Exercise directions – What is the number of lines in these entries that contain "JSON"? State it alone.

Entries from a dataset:
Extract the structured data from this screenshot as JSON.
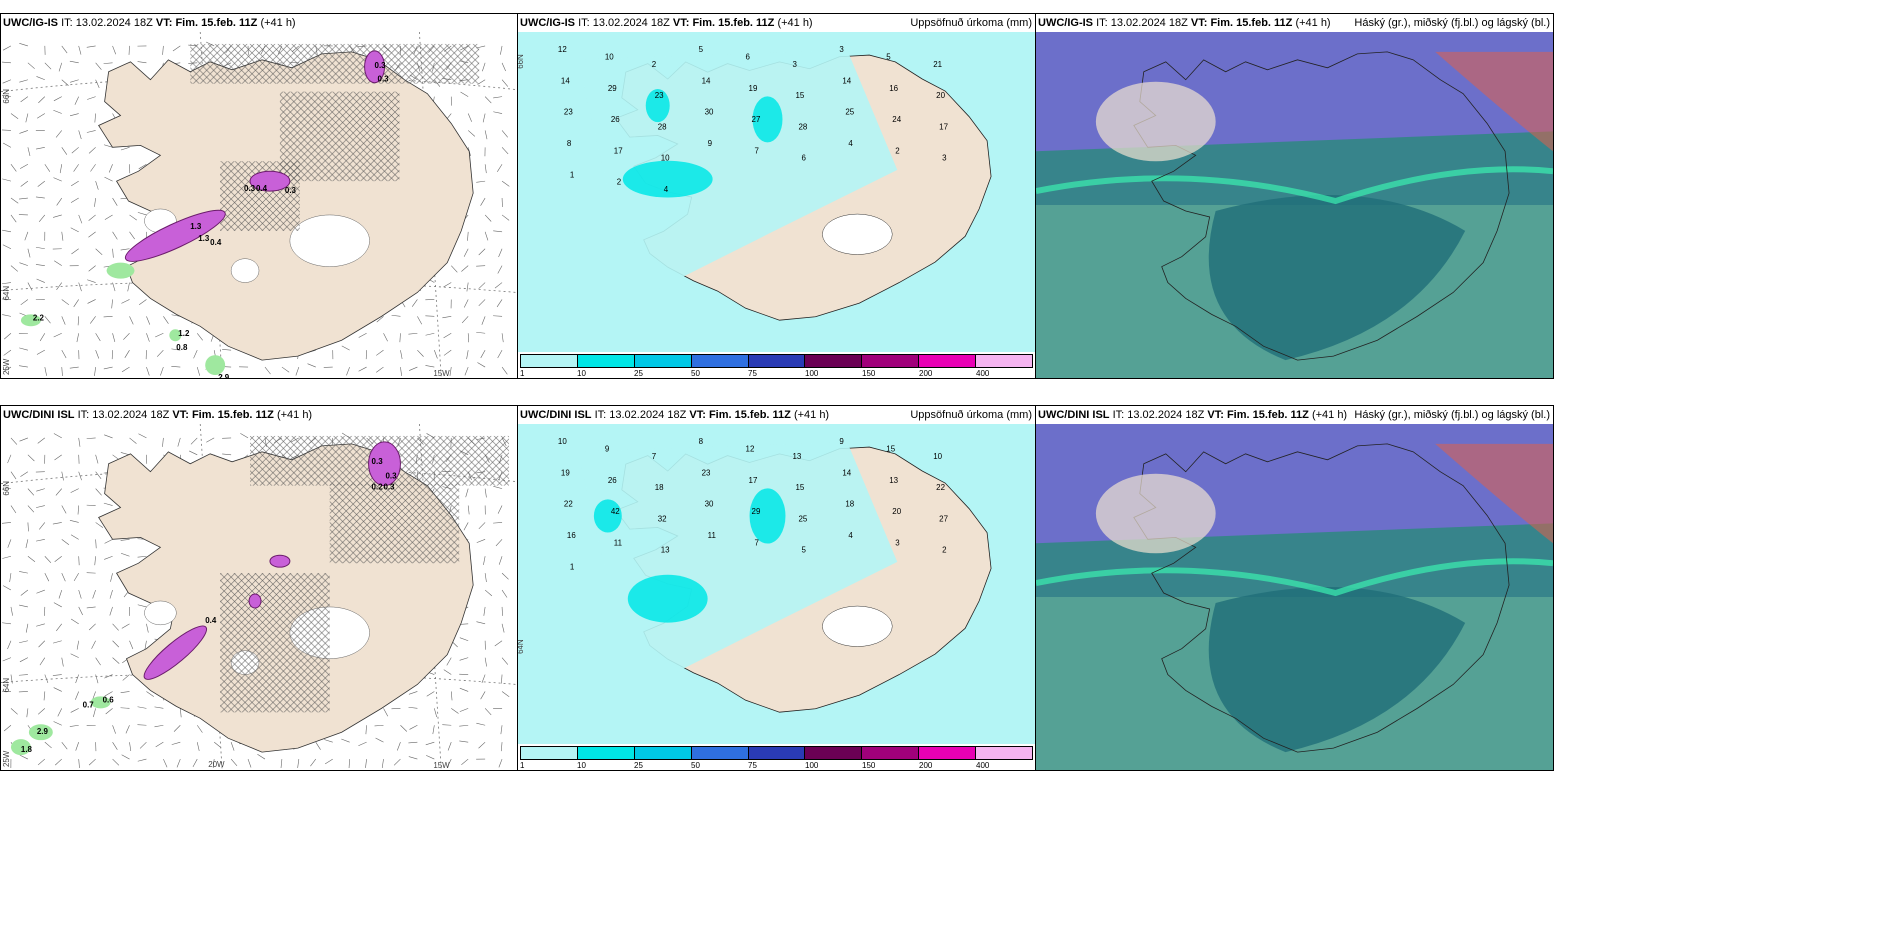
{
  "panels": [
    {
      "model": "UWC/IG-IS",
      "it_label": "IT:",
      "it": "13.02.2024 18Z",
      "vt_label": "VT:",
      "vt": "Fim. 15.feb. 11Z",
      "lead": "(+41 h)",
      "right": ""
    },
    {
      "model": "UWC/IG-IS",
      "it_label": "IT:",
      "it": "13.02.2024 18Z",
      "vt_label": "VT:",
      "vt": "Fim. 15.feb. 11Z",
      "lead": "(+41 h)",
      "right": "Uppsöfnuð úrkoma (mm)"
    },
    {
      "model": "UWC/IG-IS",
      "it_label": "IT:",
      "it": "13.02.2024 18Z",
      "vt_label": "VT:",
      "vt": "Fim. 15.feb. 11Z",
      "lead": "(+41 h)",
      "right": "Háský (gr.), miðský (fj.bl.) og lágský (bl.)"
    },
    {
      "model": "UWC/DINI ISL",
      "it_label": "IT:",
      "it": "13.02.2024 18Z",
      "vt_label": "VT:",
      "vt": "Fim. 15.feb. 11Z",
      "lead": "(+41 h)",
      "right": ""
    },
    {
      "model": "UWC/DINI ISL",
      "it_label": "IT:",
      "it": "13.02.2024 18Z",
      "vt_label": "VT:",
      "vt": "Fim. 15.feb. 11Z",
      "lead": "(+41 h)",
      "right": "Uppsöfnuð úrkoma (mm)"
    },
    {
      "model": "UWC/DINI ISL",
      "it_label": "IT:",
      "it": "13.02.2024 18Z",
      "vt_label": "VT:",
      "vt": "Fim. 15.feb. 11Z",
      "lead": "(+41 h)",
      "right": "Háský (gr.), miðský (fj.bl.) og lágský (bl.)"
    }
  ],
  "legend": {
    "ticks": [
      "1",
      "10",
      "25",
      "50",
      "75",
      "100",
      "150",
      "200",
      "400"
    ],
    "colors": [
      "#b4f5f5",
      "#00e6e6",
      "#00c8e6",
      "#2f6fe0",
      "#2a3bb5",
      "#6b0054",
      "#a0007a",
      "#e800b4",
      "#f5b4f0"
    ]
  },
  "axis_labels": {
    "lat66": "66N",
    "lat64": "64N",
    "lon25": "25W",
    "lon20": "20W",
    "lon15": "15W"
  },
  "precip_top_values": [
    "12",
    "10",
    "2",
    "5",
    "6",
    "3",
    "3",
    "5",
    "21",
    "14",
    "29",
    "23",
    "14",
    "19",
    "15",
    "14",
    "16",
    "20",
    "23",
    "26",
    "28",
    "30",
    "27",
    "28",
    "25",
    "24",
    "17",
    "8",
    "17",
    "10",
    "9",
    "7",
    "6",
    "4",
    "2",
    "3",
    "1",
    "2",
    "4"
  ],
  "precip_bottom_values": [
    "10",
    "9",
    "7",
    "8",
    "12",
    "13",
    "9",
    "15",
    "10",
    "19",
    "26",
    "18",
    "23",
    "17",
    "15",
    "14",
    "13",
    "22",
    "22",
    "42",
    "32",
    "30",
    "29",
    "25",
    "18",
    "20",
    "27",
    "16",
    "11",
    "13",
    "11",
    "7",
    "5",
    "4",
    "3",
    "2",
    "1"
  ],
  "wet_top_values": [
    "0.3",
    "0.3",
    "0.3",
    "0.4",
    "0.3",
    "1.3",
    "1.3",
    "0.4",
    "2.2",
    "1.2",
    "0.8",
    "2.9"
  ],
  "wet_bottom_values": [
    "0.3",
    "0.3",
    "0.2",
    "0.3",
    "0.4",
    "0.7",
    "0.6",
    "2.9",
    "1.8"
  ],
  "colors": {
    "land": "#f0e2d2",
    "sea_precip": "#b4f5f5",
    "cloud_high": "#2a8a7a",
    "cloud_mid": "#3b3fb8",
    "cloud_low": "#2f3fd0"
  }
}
...
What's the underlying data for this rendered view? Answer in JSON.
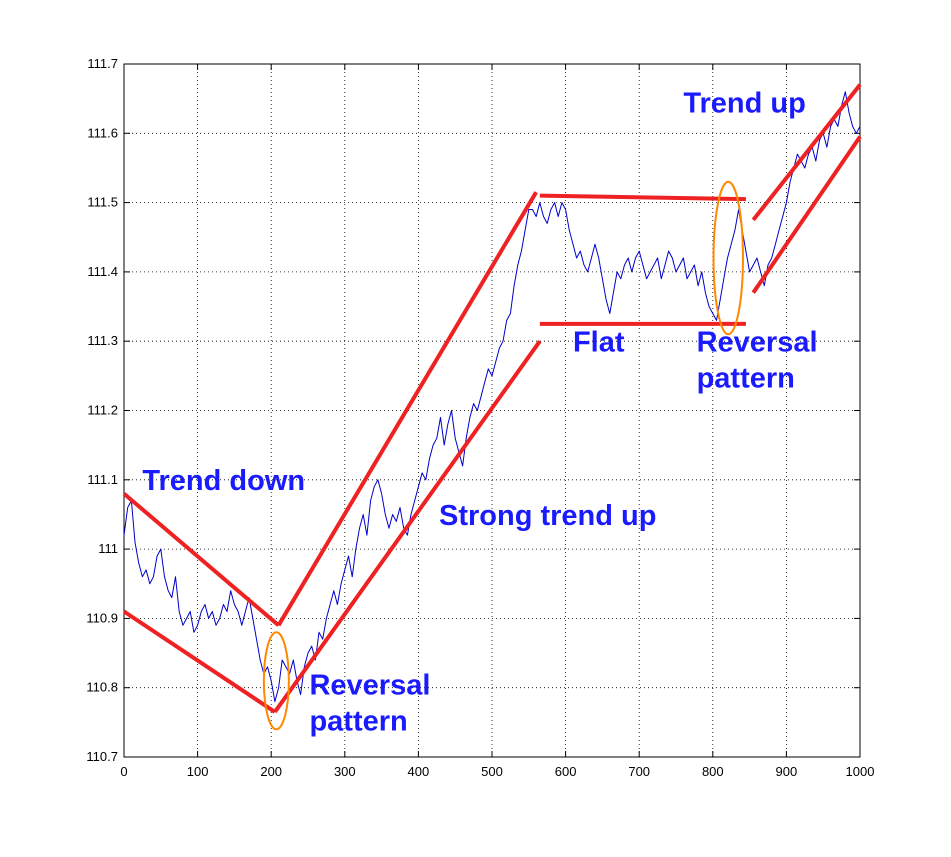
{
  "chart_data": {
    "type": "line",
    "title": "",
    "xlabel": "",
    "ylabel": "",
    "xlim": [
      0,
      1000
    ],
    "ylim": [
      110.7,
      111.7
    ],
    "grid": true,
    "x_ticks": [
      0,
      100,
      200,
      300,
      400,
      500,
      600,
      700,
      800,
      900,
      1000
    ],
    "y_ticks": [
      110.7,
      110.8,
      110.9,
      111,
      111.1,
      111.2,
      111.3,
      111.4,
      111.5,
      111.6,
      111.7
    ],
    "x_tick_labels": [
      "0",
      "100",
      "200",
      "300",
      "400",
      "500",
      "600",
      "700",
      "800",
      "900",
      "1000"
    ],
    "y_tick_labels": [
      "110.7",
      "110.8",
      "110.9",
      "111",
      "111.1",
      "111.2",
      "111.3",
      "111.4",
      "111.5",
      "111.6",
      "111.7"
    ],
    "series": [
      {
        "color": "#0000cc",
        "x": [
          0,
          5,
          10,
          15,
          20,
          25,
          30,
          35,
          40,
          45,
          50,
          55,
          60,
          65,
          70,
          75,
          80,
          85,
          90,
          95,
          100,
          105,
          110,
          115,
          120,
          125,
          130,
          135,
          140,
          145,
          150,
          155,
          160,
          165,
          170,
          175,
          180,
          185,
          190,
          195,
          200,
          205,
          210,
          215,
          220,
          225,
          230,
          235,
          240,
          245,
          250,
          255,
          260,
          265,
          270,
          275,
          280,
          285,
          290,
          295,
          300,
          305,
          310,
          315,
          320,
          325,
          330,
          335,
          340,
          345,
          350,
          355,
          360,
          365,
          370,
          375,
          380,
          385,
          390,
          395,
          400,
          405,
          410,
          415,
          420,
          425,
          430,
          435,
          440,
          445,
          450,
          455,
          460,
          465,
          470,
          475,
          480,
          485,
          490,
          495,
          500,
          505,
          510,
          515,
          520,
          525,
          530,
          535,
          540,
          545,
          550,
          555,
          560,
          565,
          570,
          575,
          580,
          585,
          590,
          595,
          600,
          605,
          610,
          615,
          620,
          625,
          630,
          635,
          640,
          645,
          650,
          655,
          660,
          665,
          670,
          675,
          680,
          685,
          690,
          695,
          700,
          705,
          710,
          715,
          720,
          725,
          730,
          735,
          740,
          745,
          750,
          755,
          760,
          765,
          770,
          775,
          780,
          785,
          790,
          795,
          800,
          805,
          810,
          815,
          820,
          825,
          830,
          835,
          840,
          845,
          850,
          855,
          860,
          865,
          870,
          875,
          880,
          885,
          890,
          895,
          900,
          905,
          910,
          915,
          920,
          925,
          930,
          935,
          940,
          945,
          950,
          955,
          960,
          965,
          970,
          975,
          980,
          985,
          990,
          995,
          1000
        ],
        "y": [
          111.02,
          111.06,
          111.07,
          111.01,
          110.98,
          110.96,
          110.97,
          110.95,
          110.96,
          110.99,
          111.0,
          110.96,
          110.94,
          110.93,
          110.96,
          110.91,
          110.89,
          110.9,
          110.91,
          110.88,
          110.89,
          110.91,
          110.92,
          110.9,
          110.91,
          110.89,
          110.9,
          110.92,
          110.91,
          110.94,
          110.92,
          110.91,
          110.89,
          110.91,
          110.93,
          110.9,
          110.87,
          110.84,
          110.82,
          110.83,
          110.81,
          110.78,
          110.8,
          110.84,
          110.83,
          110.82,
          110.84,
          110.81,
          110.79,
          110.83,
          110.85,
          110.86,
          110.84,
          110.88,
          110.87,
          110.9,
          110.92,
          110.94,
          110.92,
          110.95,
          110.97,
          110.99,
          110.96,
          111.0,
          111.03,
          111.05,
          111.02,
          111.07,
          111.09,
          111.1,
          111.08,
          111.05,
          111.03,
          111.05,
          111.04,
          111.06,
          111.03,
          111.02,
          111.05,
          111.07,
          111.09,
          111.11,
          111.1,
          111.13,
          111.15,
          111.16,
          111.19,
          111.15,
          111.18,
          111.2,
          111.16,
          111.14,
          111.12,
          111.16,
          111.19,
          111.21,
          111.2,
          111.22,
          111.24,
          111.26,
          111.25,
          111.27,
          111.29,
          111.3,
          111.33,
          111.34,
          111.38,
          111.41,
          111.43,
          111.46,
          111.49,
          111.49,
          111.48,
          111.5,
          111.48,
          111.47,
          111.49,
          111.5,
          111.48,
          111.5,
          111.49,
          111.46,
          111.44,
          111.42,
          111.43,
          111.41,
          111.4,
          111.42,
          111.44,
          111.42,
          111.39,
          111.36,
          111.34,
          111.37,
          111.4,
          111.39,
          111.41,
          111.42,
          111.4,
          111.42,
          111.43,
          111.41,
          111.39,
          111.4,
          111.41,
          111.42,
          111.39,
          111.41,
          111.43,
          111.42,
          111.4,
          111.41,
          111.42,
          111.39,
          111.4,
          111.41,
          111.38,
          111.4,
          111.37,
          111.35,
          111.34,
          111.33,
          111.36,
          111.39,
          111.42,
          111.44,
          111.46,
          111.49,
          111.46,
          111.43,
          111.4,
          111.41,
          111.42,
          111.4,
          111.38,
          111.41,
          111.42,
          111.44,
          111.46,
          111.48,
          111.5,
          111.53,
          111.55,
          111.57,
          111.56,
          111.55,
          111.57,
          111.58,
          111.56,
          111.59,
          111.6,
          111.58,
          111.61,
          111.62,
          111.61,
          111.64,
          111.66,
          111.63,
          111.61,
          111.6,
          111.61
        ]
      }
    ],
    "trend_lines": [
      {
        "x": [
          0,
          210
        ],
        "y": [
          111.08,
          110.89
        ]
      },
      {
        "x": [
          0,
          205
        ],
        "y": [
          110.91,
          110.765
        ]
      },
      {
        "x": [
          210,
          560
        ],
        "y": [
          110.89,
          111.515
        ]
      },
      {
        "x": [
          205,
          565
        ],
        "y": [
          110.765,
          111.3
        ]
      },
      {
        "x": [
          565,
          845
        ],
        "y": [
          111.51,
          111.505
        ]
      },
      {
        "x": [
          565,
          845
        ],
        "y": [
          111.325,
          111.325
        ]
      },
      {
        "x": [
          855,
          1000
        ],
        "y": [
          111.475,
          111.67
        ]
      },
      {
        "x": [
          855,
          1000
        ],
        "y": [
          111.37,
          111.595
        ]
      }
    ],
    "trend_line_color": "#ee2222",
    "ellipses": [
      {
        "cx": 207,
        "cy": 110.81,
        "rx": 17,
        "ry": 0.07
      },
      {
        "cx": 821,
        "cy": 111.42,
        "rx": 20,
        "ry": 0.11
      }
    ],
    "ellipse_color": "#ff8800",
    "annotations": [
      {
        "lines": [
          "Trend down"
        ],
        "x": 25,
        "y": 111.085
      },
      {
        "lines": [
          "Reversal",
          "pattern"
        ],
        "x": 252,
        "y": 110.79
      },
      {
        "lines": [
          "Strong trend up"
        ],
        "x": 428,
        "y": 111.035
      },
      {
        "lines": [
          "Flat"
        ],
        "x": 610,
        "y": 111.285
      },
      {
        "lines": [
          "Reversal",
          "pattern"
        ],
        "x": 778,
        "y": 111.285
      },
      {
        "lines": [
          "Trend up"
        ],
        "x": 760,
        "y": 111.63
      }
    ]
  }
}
==
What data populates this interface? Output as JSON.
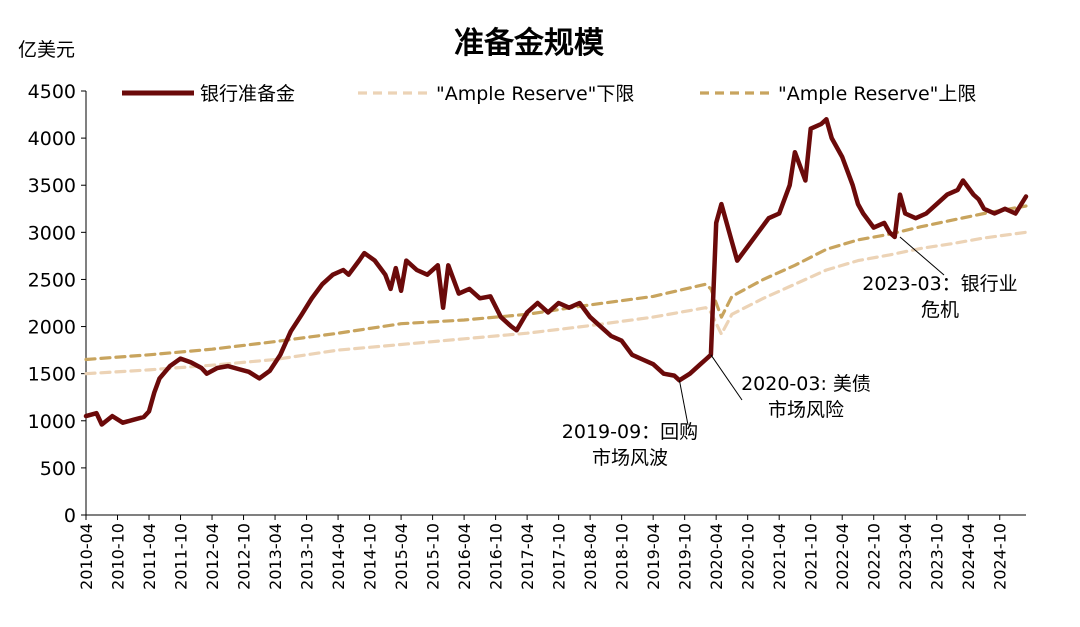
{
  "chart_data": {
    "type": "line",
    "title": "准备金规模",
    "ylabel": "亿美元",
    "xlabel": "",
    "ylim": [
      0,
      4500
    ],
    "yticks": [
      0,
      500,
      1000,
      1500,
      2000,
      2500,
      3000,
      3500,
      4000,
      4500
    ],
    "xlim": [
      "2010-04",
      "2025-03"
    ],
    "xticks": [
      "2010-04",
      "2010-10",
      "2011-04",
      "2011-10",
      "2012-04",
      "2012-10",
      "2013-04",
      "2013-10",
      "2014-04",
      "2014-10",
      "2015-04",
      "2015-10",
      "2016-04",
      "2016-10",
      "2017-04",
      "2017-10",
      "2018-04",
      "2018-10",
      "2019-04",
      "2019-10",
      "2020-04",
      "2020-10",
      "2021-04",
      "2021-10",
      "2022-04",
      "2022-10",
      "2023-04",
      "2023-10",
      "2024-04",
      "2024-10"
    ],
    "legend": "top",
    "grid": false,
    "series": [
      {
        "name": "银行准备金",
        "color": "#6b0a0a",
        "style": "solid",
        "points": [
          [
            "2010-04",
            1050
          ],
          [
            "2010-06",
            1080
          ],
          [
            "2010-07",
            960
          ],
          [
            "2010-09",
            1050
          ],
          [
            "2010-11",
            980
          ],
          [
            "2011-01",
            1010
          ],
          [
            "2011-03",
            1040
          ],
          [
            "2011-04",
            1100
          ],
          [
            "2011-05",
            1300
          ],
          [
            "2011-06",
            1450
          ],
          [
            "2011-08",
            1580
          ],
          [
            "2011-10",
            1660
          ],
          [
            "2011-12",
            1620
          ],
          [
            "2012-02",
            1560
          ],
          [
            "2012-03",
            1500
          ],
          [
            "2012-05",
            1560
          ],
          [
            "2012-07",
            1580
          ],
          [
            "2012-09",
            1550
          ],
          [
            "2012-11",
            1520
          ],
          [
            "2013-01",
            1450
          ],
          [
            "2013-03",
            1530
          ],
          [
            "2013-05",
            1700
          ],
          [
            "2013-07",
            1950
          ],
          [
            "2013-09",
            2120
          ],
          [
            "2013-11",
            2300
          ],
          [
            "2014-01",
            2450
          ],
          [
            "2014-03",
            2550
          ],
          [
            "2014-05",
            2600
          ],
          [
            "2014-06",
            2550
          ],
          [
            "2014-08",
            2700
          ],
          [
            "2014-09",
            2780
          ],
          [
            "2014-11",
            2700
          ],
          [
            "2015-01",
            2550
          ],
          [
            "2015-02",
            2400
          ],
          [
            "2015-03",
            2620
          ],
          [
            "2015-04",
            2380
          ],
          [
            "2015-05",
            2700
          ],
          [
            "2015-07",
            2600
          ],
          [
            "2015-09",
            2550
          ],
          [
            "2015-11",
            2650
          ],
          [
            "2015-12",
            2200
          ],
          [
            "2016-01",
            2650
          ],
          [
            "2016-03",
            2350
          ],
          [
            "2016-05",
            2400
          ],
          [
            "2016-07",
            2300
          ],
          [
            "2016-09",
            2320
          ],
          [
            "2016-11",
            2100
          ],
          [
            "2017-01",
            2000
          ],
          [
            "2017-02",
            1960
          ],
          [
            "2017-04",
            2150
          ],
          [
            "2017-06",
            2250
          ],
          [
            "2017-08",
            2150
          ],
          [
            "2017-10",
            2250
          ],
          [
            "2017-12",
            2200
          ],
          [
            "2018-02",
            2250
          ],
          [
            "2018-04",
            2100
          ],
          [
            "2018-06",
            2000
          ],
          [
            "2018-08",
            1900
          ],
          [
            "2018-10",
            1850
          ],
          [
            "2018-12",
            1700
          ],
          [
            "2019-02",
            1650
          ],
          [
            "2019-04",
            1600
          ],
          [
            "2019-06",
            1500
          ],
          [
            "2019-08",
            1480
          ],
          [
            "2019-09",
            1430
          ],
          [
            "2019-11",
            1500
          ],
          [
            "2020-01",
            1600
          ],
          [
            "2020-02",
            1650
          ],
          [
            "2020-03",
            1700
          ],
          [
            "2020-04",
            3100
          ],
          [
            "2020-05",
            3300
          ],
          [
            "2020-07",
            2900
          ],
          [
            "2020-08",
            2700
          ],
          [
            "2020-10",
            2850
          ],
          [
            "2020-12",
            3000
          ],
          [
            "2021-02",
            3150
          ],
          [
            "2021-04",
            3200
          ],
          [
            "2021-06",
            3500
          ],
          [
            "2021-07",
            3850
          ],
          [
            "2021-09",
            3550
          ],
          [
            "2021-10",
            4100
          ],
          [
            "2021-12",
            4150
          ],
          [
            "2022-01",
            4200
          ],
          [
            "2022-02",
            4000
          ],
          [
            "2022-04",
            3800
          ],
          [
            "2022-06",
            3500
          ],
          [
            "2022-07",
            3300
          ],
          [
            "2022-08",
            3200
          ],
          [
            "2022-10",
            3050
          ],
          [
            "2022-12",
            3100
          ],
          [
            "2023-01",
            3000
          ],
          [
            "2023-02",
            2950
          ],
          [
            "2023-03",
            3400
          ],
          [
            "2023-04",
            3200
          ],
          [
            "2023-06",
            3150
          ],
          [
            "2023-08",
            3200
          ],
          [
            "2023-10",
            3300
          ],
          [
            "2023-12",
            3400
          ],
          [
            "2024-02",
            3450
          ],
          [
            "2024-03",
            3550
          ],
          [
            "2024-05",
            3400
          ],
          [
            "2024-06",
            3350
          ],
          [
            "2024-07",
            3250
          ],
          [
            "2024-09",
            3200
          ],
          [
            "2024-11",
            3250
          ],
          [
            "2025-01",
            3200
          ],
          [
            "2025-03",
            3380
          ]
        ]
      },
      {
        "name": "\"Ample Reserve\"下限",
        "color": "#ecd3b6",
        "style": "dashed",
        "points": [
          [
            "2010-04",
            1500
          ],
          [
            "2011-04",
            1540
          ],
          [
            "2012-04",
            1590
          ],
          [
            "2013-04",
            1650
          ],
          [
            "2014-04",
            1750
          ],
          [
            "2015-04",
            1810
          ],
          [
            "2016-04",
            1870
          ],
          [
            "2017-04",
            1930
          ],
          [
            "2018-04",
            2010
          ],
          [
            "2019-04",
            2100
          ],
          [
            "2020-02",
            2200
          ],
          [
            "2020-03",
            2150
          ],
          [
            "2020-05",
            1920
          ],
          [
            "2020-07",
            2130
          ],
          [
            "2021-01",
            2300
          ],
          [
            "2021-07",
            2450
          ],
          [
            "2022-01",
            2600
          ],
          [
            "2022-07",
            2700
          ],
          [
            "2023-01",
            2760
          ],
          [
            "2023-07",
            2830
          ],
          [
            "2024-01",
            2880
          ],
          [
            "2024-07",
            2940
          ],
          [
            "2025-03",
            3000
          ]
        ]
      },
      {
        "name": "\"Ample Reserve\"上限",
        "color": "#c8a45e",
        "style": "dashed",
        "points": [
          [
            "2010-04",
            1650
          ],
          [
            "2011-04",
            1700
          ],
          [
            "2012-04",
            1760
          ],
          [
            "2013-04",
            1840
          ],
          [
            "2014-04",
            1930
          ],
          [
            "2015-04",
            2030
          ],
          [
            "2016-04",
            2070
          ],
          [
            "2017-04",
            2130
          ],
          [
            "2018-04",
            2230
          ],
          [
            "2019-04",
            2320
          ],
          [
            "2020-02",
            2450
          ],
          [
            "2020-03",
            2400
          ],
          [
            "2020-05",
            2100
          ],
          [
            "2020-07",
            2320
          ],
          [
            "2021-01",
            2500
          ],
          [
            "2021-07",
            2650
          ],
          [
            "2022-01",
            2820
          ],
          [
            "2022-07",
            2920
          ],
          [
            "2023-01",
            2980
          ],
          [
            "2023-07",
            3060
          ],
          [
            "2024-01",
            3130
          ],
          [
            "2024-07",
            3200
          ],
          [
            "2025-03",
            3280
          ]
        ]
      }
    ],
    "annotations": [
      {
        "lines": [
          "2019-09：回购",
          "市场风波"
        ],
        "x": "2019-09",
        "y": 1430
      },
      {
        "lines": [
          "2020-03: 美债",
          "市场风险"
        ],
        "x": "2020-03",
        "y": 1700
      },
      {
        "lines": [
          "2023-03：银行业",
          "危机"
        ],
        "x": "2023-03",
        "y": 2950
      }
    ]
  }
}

Completed exercise – 3